Requirement:
All lines featuring the string "sustainability" are to be listed.

Supplied information:
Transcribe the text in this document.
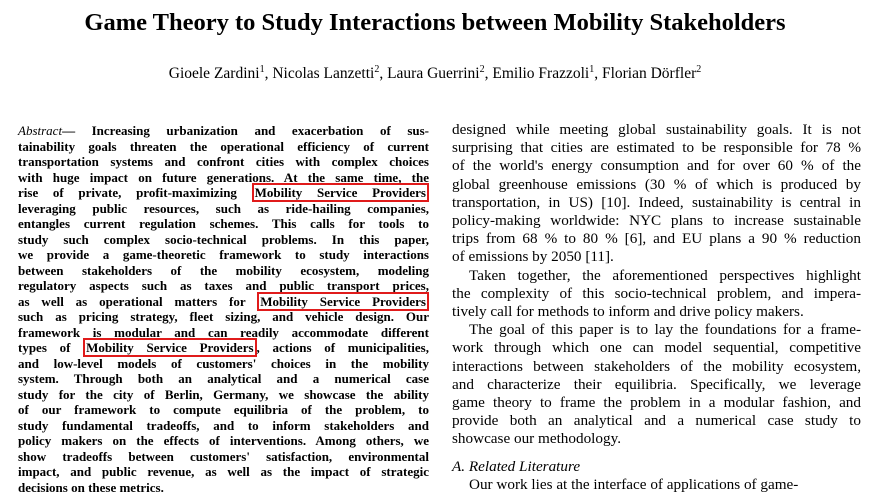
Game Theory to Study Interactions between Mobility Stakeholders
Gioele Zardini$^1$, Nicolas Lanzetti$^2$, Laura Guerrini$^2$, Emilio Frazzoli$^1$, Florian Dörfler$^2$
Abstract— Increasing urbanization and exacerbation of sus-
tainability goals threaten the operational efficiency of current
transportation systems and confront cities with complex choices
with huge impact on future generations. At the same time, the
rise of private, profit-maximizing Mobility Service Providers
leveraging public resources, such as ride-hailing companies,
entangles current regulation schemes. This calls for tools to
study such complex socio-technical problems. In this paper,
we provide a game-theoretic framework to study interactions
between stakeholders of the mobility ecosystem, modeling
regulatory aspects such as taxes and public transport prices,
as well as operational matters for Mobility Service Providers
such as pricing strategy, fleet sizing, and vehicle design. Our
framework is modular and can readily accommodate different
types of Mobility Service Providers , actions of municipalities,
and low-level models of customers' choices in the mobility
system. Through both an analytical and a numerical case
study for the city of Berlin, Germany, we showcase the ability
of our framework to compute equilibria of the problem, to
study fundamental tradeoffs, and to inform stakeholders and
policy makers on the effects of interventions. Among others, we
show tradeoffs between customers' satisfaction, environmental
impact, and public revenue, as well as the impact of strategic
decisions on these metrics.
designed while meeting global sustainability goals. It is not
surprising that cities are estimated to be responsible for 78 %
of the world's energy consumption and for over 60 % of the
global greenhouse emissions (30 % of which is produced by
transportation, in US) [10]. Indeed, sustainability is central in
policy-making worldwide: NYC plans to increase sustainable
trips from 68 % to 80 % [6], and EU plans a 90 % reduction
of emissions by 2050 [11].
Taken together, the aforementioned perspectives highlight
the complexity of this socio-technical problem, and impera-
tively call for methods to inform and drive policy makers.
The goal of this paper is to lay the foundations for a frame-
work through which one can model sequential, competitive
interactions between stakeholders of the mobility ecosystem,
and characterize their equilibria. Specifically, we leverage
game theory to frame the problem in a modular fashion, and
provide both an analytical and a numerical case study to
showcase our methodology.
A. Related Literature
Our work lies at the interface of applications of game-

Correct result:
designed while meeting global sustainability goals. It is not
transportation, in US) [10]. Indeed, sustainability is central in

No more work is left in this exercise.